Text block |
◆ ◆ ◆

ラ・セーヌの星 (Ra・Sēnu no Hoshi)
- Genre: Superhero
- Created by: Mitsuru Kaneko
- Directed by: Masaaki Ōsumi (#1–26) Yoshiyuki Tomino (#27–39)
- Written by: Sōji Yoshikawa
- Music by: Shunsuke Kikuchi
- Studio: Soeisha
- Original network: Fuji TV
- Original run: April 4, 1975 – December 26, 1975
- Episodes: 39

= La Seine no Hoshi =

Japanese anime television series

La Seine no Hoshi (ラ・セーヌの星, Ra Sēnu no Hoshi) is a Japanese anime series by Soeisha (later renamed as Sunrise), which premiered in Japan on Fuji TV from April 4, 1975 and finished its run on December 26, 1975, spanning a total of 39 episodes. The title translates to English as "The Star of the Seine" or "The Seine's Star". It is based on Alain Delon's 1964 movie The Black Tulip (which, in spite of the title, is based on Alexandre Dumas, père's novel The Black Tulip in name only).

It was created by Mitsuru Kaneko, and directed by Masaaki Ōsumi (episodes 1-26) and Yoshiyuki Tomino (episodes 27-39). It was written by Sōji Yoshikawa, while the character designer was Akio Sugino. The music for the series was composed by Shunsuke Kikuchi.

==Plot==
The story is set in Paris, on the eve of the French Revolution. The civilians have been suffering under the tyrannical rule of Louis XVI. In order to release the people from their suffering, Simone, a young florist girl whose parents were killed by the aristocrats, decides to challenge the corrupted aristocrats. Covering her face with a red mask and leaving a red carnation as a mark of her presence, Simone is "La Seine no Hoshi" ("The Star of the Seine" or "The Seine's Star").

Simone also seeks revenge for her deceased parents, who were killed by the henchmen of Marie Antoinette and Louis XVI. She is supported in this by Robert de Forge, who has long been active as the heroic outlaw "Black Tulip". Her adventures repeatedly lead her to the French court, and Simone eventually learns that Marie Antoinette is her half-sister. To conceal this, she and her foster parents were persecuted, while others wanted to uncover the secret. Then Simone was drawn into the turmoil of the French Revolution. She wanted to continue helping the oppressed people, but also took in Marie Antoinette's children to protect them. The Reign of Terror was about to begin in France. Simone, Robert, Danton, Louis XVII and Marie Therese left France as a new family.

==Staff==
- Original Creator: Emukei (Mitsuru Kaneko)
- Chief Director: Masaaki Ōsumi (episodes 1-26)

◆ ◆ ◆

Material |
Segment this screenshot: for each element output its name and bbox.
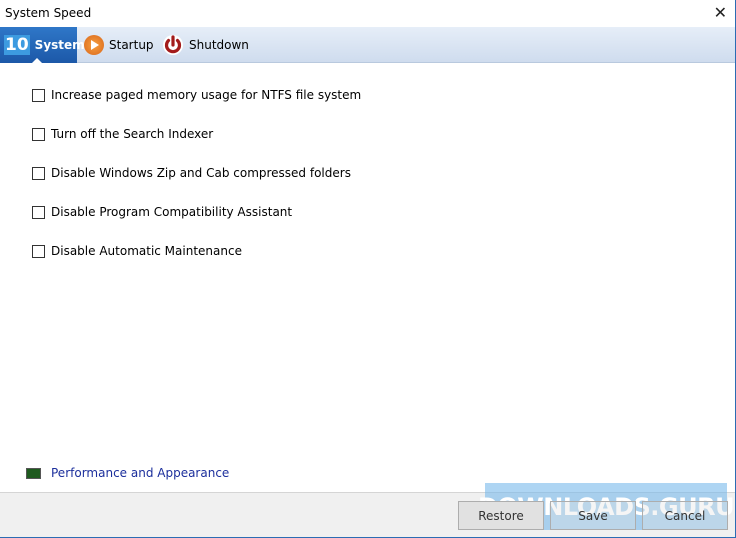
option-label: Disable Program Compatibility Assistant <box>51 205 293 219</box>
checkbox[interactable] <box>32 127 45 141</box>
tab-system[interactable]: 10 System <box>0 27 85 64</box>
power-icon <box>163 35 183 55</box>
checkbox[interactable] <box>32 244 45 258</box>
option-zip-cab-folders[interactable]: Disable Windows Zip and Cab compressed f… <box>32 166 351 180</box>
checkbox[interactable] <box>32 88 45 102</box>
option-automatic-maintenance[interactable]: Disable Automatic Maintenance <box>32 244 242 258</box>
play-icon <box>84 35 104 55</box>
tab-label: System <box>34 38 85 52</box>
tab-startup[interactable]: Startup <box>84 27 154 63</box>
tab-shutdown[interactable]: Shutdown <box>162 27 249 63</box>
save-button[interactable]: Save <box>550 501 636 530</box>
option-label: Increase paged memory usage for NTFS fil… <box>51 88 362 102</box>
close-icon[interactable]: ✕ <box>714 3 727 22</box>
performance-monitor-icon <box>26 467 41 479</box>
title-bar: System Speed ✕ <box>0 0 735 27</box>
performance-appearance-link[interactable]: Performance and Appearance <box>26 466 229 480</box>
option-ntfs-paged-memory[interactable]: Increase paged memory usage for NTFS fil… <box>32 88 361 102</box>
option-label: Turn off the Search Indexer <box>51 127 214 141</box>
tab-label: Startup <box>109 38 154 52</box>
app-window: System Speed ✕ 10 System Startup Shutdow… <box>0 0 736 538</box>
window-title: System Speed <box>5 6 92 20</box>
checkbox[interactable] <box>32 205 45 219</box>
option-compatibility-assistant[interactable]: Disable Program Compatibility Assistant <box>32 205 292 219</box>
option-label: Disable Windows Zip and Cab compressed f… <box>51 166 351 180</box>
option-label: Disable Automatic Maintenance <box>51 244 242 258</box>
cancel-button[interactable]: Cancel <box>642 501 728 530</box>
restore-button[interactable]: Restore <box>458 501 544 530</box>
checkbox[interactable] <box>32 166 45 180</box>
link-label: Performance and Appearance <box>51 466 230 480</box>
tab-label: Shutdown <box>189 38 249 52</box>
tab-strip: 10 System Startup Shutdown <box>0 27 735 64</box>
windows-10-icon: 10 <box>4 35 30 55</box>
option-search-indexer[interactable]: Turn off the Search Indexer <box>32 127 213 141</box>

◆ ◆ ◆

The problem | In the La Seine no Hoshi text, what does Simone leave behind as a mark of her presence? Please answer in a few words. The data can be set aside.

Exercise result | A red carnation.